INSTRUCTIONS FOR THE TASK » Do not carry the pictures over; copy every other part of the entries exactly.

EXTRACTED INFORMATION »
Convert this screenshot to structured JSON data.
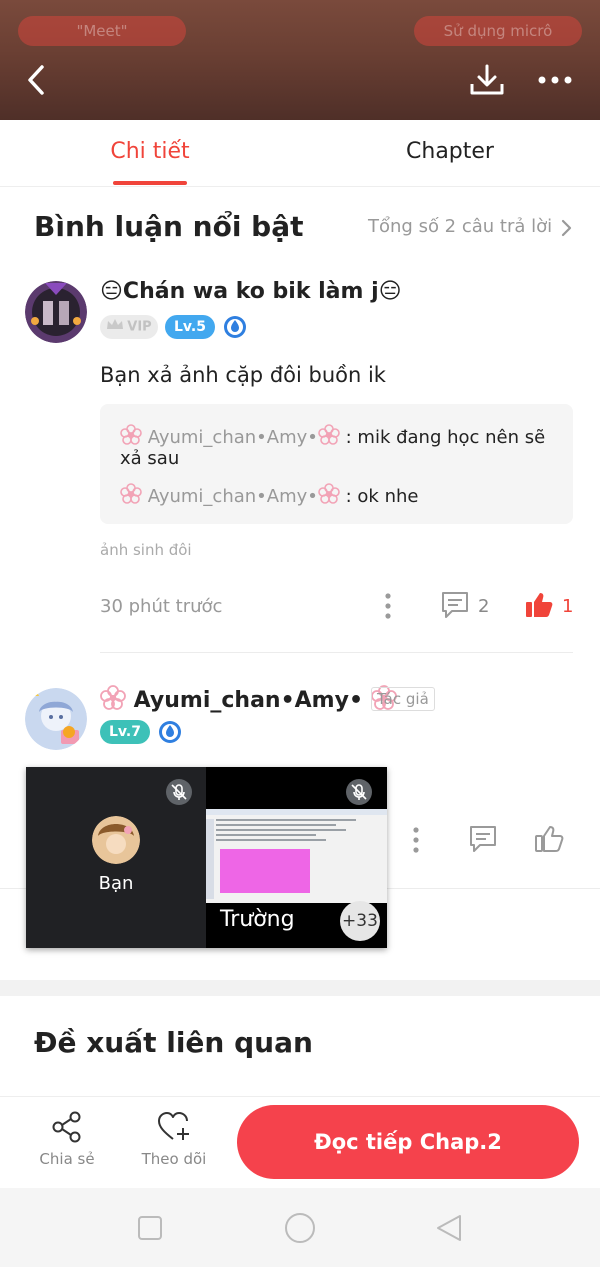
{
  "header": {
    "meet_label": "\"Meet\"",
    "micro_label": "Sử dụng micrô",
    "colors": {
      "accent": "#f0443a",
      "button": "#f5424c"
    }
  },
  "tabs": [
    {
      "label": "Chi tiết",
      "active": true
    },
    {
      "label": "Chapter",
      "active": false
    }
  ],
  "featured": {
    "title": "Bình luận nổi bật",
    "total_replies": "Tổng số 2 câu trả lời"
  },
  "comment1": {
    "username": "😑Chán wa ko bik làm j😑",
    "vip": "VIP",
    "level": "Lv.5",
    "text": "Bạn xả ảnh cặp đôi buồn ik",
    "replies": [
      {
        "user": "Ayumi_chan•Amy•",
        "sep": " : ",
        "text": "mik đang học nên sẽ",
        "text2": "xả sau"
      },
      {
        "user": "Ayumi_chan•Amy•",
        "sep": " : ",
        "text": "ok nhe"
      }
    ],
    "tag": "ảnh sinh đôi",
    "time": "30 phút trước",
    "reply_count": "2",
    "like_count": "1"
  },
  "comment2": {
    "username": "Ayumi_chan•Amy•",
    "author_tag": "Tác giả",
    "level": "Lv.7"
  },
  "video": {
    "self_label": "Bạn",
    "other_label": "Trường",
    "more_count": "+33"
  },
  "related": {
    "title": "Đề xuất liên quan"
  },
  "bottom": {
    "share_label": "Chia sẻ",
    "follow_label": "Theo dõi",
    "read_button": "Đọc tiếp Chap.2"
  }
}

THE REPLY »
Convert this screenshot to structured JSON data.
{
  "header": {
    "meet_label": "\"Meet\"",
    "micro_label": "Sử dụng micrô",
    "colors": {
      "accent": "#f0443a",
      "button": "#f5424c"
    }
  },
  "tabs": [
    {
      "label": "Chi tiết",
      "active": true
    },
    {
      "label": "Chapter",
      "active": false
    }
  ],
  "featured": {
    "title": "Bình luận nổi bật",
    "total_replies": "Tổng số 2 câu trả lời"
  },
  "comment1": {
    "username": "😑Chán wa ko bik làm j😑",
    "vip": "VIP",
    "level": "Lv.5",
    "text": "Bạn xả ảnh cặp đôi buồn ik",
    "replies": [
      {
        "user": "Ayumi_chan•Amy•",
        "sep": " : ",
        "text": "mik đang học nên sẽ",
        "text2": "xả sau"
      },
      {
        "user": "Ayumi_chan•Amy•",
        "sep": " : ",
        "text": "ok nhe"
      }
    ],
    "tag": "ảnh sinh đôi",
    "time": "30 phút trước",
    "reply_count": "2",
    "like_count": "1"
  },
  "comment2": {
    "username": "Ayumi_chan•Amy•",
    "author_tag": "Tác giả",
    "level": "Lv.7"
  },
  "video": {
    "self_label": "Bạn",
    "other_label": "Trường",
    "more_count": "+33"
  },
  "related": {
    "title": "Đề xuất liên quan"
  },
  "bottom": {
    "share_label": "Chia sẻ",
    "follow_label": "Theo dõi",
    "read_button": "Đọc tiếp Chap.2"
  }
}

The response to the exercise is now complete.